◆ EXERCISE TASK
Take every line from the material that has the word "this" in it.

◆ RECORDED INFORMATION

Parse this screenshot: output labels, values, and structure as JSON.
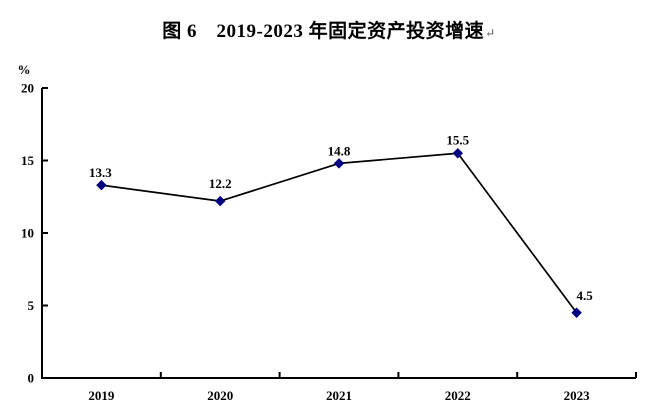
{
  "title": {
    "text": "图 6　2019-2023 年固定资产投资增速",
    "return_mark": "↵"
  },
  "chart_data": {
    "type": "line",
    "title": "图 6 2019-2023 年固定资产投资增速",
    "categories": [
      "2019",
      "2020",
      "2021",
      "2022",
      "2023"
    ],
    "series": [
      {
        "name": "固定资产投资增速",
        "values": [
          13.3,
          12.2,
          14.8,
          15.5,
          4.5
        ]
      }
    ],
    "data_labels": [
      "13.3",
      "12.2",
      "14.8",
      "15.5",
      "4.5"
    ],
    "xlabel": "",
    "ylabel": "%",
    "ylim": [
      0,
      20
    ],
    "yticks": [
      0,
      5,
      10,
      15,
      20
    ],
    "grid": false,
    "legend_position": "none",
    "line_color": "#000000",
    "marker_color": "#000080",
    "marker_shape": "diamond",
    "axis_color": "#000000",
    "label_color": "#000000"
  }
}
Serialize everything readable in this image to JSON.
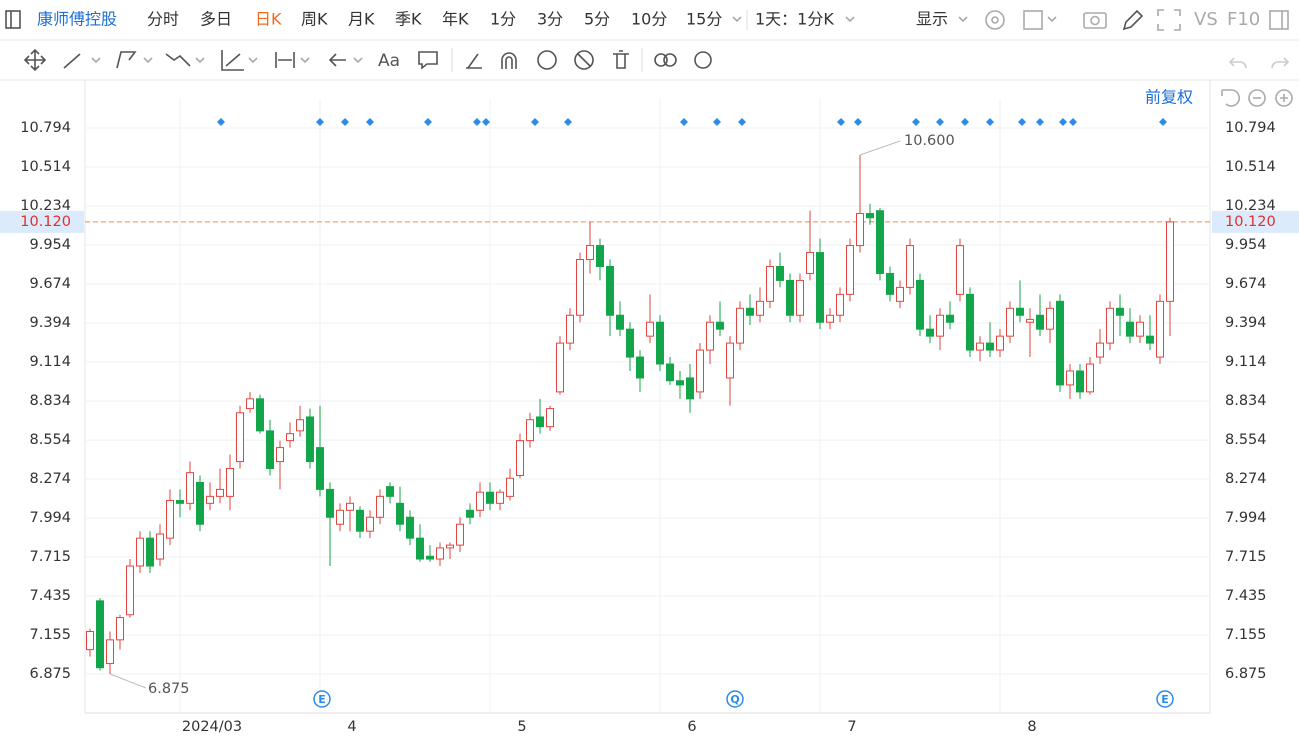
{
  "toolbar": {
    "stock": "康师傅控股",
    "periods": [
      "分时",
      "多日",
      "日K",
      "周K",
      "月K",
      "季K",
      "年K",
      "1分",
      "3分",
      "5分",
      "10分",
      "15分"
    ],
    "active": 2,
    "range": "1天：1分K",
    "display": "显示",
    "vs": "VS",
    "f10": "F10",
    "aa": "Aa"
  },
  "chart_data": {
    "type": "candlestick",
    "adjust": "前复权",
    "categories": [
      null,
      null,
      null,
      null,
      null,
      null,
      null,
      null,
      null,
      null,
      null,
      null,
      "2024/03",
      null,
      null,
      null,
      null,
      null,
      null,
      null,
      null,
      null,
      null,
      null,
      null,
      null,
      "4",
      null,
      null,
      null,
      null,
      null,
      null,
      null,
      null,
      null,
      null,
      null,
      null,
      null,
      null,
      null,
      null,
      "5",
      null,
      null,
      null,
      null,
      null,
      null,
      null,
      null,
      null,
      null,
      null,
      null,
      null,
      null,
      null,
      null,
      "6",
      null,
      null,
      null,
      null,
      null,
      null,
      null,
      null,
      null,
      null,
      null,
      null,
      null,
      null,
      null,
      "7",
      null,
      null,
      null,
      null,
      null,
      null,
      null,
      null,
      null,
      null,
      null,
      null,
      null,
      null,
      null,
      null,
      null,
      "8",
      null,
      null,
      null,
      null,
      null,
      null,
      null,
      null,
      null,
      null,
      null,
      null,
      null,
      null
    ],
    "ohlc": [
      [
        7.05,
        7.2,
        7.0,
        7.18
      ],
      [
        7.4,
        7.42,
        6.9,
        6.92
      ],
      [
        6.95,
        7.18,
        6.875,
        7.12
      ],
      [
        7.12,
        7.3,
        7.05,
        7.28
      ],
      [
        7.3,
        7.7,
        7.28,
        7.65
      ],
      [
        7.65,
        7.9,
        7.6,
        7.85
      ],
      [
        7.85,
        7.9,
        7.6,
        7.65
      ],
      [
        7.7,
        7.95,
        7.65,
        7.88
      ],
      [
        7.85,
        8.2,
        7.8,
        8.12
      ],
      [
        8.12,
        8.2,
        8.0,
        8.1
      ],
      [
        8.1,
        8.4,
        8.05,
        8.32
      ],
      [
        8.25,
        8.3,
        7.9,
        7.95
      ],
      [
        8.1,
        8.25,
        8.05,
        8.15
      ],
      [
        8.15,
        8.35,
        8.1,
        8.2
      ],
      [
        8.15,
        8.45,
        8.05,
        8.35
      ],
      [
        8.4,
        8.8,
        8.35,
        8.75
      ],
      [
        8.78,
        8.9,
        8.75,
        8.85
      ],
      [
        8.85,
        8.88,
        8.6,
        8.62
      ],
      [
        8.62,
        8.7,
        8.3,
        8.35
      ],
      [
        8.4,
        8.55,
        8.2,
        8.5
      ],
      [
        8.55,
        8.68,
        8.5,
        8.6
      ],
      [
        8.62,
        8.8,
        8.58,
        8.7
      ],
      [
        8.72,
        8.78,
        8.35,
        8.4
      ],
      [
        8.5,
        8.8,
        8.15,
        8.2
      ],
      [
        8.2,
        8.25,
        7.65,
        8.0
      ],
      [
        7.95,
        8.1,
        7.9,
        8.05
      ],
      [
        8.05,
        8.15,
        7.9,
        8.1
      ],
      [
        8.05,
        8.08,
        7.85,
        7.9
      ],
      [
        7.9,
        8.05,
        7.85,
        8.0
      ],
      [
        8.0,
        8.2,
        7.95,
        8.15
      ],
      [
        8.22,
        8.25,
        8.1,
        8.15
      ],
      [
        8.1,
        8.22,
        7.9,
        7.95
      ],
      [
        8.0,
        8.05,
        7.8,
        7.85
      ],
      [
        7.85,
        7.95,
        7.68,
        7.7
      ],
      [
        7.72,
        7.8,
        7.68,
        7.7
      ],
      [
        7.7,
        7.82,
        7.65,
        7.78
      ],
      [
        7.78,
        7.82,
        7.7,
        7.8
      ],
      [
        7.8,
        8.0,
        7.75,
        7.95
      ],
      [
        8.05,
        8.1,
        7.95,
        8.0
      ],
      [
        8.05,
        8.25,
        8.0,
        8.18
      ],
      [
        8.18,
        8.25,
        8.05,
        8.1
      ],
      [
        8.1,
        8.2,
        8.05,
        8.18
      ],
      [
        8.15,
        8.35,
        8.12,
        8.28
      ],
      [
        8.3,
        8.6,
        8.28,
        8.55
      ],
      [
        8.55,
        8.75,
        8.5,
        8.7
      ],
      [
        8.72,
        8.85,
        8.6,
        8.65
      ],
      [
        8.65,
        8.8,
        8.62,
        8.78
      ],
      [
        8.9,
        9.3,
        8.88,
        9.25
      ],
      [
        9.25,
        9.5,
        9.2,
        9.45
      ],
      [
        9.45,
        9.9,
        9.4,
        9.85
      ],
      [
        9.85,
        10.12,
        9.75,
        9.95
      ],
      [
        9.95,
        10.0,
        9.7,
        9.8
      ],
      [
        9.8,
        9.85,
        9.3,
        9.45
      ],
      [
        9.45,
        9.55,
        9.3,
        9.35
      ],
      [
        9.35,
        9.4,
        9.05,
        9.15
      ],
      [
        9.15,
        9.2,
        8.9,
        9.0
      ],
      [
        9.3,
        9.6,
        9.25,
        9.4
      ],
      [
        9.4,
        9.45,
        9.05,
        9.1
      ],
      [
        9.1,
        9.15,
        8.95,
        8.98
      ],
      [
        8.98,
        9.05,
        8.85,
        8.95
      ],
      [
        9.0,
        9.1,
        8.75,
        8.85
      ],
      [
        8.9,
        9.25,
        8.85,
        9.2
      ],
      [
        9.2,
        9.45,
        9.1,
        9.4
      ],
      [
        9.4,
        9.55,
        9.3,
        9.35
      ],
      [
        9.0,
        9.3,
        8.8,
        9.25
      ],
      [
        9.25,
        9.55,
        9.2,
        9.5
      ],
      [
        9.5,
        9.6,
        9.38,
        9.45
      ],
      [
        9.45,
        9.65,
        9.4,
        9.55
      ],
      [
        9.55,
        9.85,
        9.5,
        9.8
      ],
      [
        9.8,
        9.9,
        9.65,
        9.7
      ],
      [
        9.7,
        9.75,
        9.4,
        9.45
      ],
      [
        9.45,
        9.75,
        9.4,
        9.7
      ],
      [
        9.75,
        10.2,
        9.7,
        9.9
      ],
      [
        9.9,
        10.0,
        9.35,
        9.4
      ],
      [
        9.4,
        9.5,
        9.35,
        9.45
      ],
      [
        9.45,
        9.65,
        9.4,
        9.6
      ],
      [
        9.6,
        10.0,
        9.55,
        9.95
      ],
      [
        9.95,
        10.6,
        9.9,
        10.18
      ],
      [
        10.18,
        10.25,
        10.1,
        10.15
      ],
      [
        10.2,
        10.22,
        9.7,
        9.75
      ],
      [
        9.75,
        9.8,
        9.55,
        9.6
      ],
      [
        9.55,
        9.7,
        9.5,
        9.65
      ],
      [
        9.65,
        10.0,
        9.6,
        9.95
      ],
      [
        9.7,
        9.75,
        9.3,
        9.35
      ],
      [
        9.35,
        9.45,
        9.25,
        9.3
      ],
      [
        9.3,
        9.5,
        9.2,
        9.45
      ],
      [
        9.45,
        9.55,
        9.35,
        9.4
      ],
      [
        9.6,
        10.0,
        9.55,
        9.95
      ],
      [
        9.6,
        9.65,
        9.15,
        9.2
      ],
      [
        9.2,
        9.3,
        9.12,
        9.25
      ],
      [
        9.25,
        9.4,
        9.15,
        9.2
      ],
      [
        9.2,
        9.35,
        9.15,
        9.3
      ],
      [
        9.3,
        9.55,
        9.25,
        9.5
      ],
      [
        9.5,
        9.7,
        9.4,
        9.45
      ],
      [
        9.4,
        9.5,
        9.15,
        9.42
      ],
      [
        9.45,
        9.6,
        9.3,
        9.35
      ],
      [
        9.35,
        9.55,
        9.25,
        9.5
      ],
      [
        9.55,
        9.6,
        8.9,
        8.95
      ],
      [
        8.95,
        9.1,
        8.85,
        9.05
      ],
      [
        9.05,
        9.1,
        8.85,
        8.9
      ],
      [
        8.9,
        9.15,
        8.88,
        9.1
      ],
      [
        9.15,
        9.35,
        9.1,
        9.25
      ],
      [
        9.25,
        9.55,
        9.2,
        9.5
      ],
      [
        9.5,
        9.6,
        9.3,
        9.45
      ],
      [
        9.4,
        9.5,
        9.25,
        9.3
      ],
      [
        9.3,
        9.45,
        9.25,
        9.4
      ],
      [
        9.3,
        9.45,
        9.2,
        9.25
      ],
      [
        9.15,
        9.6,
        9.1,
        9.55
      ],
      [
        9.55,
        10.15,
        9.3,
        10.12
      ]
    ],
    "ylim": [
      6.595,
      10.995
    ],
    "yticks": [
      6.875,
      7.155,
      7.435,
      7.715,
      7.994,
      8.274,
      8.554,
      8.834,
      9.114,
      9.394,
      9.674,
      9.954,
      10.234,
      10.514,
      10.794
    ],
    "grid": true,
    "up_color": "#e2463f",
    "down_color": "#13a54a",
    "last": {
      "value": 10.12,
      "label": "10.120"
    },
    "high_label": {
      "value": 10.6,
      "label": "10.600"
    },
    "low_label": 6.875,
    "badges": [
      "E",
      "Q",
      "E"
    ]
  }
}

◆ RESULT BELOW
Parse this screenshot: output labels, values, and structure as JSON.
Serialize everything readable in this image to JSON.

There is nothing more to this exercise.